Give the number of lines in the data that hold the word "JSON", and nothing else.

[start of Data records]

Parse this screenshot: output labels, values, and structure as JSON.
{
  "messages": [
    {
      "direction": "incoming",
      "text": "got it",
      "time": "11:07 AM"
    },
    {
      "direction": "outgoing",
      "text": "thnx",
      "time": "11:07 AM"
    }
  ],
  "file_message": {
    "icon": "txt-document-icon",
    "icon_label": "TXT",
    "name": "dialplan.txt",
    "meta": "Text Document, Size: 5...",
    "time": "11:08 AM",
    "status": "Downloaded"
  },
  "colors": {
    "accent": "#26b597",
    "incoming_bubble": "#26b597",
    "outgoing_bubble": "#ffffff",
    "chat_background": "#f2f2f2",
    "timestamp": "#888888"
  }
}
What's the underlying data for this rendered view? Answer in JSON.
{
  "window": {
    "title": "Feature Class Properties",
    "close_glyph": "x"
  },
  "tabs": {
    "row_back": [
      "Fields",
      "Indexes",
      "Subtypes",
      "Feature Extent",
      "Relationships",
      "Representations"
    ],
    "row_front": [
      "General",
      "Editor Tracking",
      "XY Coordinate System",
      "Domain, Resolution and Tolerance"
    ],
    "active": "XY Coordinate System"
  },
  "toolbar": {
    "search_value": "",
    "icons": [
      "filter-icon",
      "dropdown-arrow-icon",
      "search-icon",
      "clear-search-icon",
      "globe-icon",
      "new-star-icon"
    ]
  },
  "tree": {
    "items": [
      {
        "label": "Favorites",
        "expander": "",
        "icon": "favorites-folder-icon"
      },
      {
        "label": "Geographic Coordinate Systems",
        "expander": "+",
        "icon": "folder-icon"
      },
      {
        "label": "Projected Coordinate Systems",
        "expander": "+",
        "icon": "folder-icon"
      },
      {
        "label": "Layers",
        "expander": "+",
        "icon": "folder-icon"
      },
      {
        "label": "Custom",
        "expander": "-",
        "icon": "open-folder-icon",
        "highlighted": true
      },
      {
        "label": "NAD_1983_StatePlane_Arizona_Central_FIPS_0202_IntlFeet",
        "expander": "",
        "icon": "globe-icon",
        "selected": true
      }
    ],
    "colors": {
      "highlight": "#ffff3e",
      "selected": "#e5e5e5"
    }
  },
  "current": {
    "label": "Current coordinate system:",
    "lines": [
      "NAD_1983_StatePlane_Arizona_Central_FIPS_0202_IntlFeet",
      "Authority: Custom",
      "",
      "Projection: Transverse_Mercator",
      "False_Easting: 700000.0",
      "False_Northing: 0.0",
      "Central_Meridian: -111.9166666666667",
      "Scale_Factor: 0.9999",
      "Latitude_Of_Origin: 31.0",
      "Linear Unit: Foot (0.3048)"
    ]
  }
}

[end of Data records]

- Exercise result
2